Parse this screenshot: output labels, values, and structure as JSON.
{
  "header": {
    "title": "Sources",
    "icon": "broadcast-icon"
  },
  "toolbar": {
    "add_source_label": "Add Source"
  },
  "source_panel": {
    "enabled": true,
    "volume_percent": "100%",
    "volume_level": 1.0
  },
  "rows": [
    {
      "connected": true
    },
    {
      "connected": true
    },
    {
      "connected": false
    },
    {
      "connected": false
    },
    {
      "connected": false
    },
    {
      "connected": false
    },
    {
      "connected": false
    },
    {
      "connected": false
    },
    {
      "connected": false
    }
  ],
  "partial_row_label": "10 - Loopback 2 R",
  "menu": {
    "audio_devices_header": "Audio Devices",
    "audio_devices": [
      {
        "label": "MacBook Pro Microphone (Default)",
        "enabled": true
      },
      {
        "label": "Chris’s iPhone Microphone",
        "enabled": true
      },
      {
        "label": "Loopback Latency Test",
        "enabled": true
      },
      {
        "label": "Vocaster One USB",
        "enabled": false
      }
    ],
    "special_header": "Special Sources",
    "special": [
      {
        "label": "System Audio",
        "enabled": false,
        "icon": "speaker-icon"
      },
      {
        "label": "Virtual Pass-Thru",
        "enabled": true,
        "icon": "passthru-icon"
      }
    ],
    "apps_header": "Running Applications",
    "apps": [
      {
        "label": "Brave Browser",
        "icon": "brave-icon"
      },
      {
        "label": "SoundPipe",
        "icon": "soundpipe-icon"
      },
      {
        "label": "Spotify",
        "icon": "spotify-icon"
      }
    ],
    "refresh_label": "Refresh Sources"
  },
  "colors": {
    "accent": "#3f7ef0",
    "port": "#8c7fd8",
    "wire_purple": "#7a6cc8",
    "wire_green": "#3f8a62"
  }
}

◆ ◆ ◆ ◆

▸ **GIVEN TASK**:
Print all of the entries exactly as they appear.

▸ **SOLUTION FOR THIS EXERCISE**:
Parse this screenshot: output labels, values, and structure as JSON.
{
  "header": {
    "title": "Sources",
    "icon": "broadcast-icon"
  },
  "toolbar": {
    "add_source_label": "Add Source"
  },
  "source_panel": {
    "enabled": true,
    "volume_percent": "100%",
    "volume_level": 1.0
  },
  "rows": [
    {
      "connected": true
    },
    {
      "connected": true
    },
    {
      "connected": false
    },
    {
      "connected": false
    },
    {
      "connected": false
    },
    {
      "connected": false
    },
    {
      "connected": false
    },
    {
      "connected": false
    },
    {
      "connected": false
    }
  ],
  "partial_row_label": "10 - Loopback 2 R",
  "menu": {
    "audio_devices_header": "Audio Devices",
    "audio_devices": [
      {
        "label": "MacBook Pro Microphone (Default)",
        "enabled": true
      },
      {
        "label": "Chris’s iPhone Microphone",
        "enabled": true
      },
      {
        "label": "Loopback Latency Test",
        "enabled": true
      },
      {
        "label": "Vocaster One USB",
        "enabled": false
      }
    ],
    "special_header": "Special Sources",
    "special": [
      {
        "label": "System Audio",
        "enabled": false,
        "icon": "speaker-icon"
      },
      {
        "label": "Virtual Pass-Thru",
        "enabled": true,
        "icon": "passthru-icon"
      }
    ],
    "apps_header": "Running Applications",
    "apps": [
      {
        "label": "Brave Browser",
        "icon": "brave-icon"
      },
      {
        "label": "SoundPipe",
        "icon": "soundpipe-icon"
      },
      {
        "label": "Spotify",
        "icon": "spotify-icon"
      }
    ],
    "refresh_label": "Refresh Sources"
  },
  "colors": {
    "accent": "#3f7ef0",
    "port": "#8c7fd8",
    "wire_purple": "#7a6cc8",
    "wire_green": "#3f8a62"
  }
}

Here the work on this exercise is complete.